# Extracts from a graphics dataset
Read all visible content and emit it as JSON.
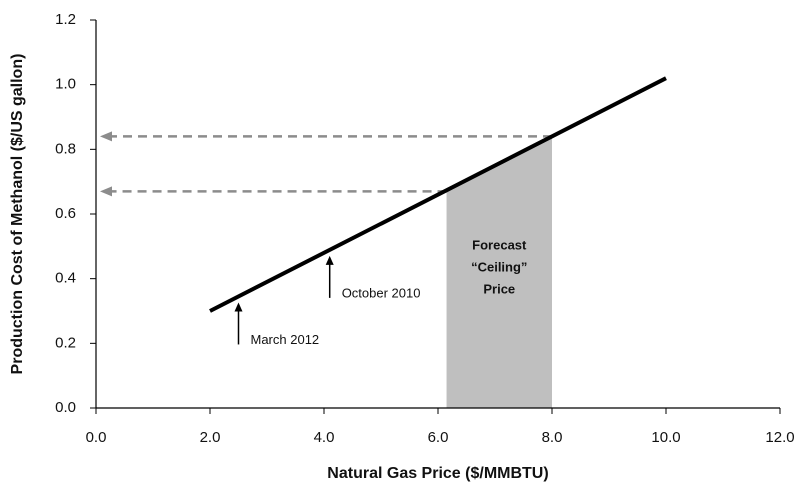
{
  "chart_data": {
    "type": "line",
    "x_label": "Natural Gas Price ($/MMBTU)",
    "y_label": "Production Cost of Methanol ($/US gallon)",
    "series": [
      {
        "color": "#000000",
        "x": [
          2,
          10
        ],
        "values": [
          0.3,
          1.02
        ]
      }
    ],
    "xlim": [
      0,
      12
    ],
    "xticks": [
      {
        "value": 0,
        "label": "0.0"
      },
      {
        "value": 2,
        "label": "2.0"
      },
      {
        "value": 4,
        "label": "4.0"
      },
      {
        "value": 6,
        "label": "6.0"
      },
      {
        "value": 8,
        "label": "8.0"
      },
      {
        "value": 10,
        "label": "10.0"
      },
      {
        "value": 12,
        "label": "12.0"
      }
    ],
    "ylim": [
      0,
      1.2
    ],
    "yticks": [
      {
        "value": 0,
        "label": "0.0"
      },
      0.2,
      0.4,
      0.6,
      0.8,
      {
        "value": 1,
        "label": "1.0"
      },
      1.2
    ],
    "band": {
      "x": [
        6.15,
        8
      ],
      "color": "#bfbfbf",
      "label": [
        "Forecast",
        "“Ceiling”",
        "Price"
      ]
    },
    "reference_lines": [
      {
        "x": 6.15,
        "y": 0.67
      },
      {
        "x": 8,
        "y": 0.84
      }
    ],
    "reference_color": "#8c8c8c",
    "annotations": [
      {
        "text": "March 2012",
        "x": 2.5
      },
      {
        "text": "October 2010",
        "x": 4.1
      }
    ]
  }
}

# WORK TO COMPLETE
From the listing above, print every entry precisely and drop the pictures.

# OUTPUT
Read all visible content and emit it as JSON.
{
  "chart_data": {
    "type": "line",
    "x_label": "Natural Gas Price ($/MMBTU)",
    "y_label": "Production Cost of Methanol ($/US gallon)",
    "series": [
      {
        "color": "#000000",
        "x": [
          2,
          10
        ],
        "values": [
          0.3,
          1.02
        ]
      }
    ],
    "xlim": [
      0,
      12
    ],
    "xticks": [
      {
        "value": 0,
        "label": "0.0"
      },
      {
        "value": 2,
        "label": "2.0"
      },
      {
        "value": 4,
        "label": "4.0"
      },
      {
        "value": 6,
        "label": "6.0"
      },
      {
        "value": 8,
        "label": "8.0"
      },
      {
        "value": 10,
        "label": "10.0"
      },
      {
        "value": 12,
        "label": "12.0"
      }
    ],
    "ylim": [
      0,
      1.2
    ],
    "yticks": [
      {
        "value": 0,
        "label": "0.0"
      },
      0.2,
      0.4,
      0.6,
      0.8,
      {
        "value": 1,
        "label": "1.0"
      },
      1.2
    ],
    "band": {
      "x": [
        6.15,
        8
      ],
      "color": "#bfbfbf",
      "label": [
        "Forecast",
        "“Ceiling”",
        "Price"
      ]
    },
    "reference_lines": [
      {
        "x": 6.15,
        "y": 0.67
      },
      {
        "x": 8,
        "y": 0.84
      }
    ],
    "reference_color": "#8c8c8c",
    "annotations": [
      {
        "text": "March 2012",
        "x": 2.5
      },
      {
        "text": "October 2010",
        "x": 4.1
      }
    ]
  }
}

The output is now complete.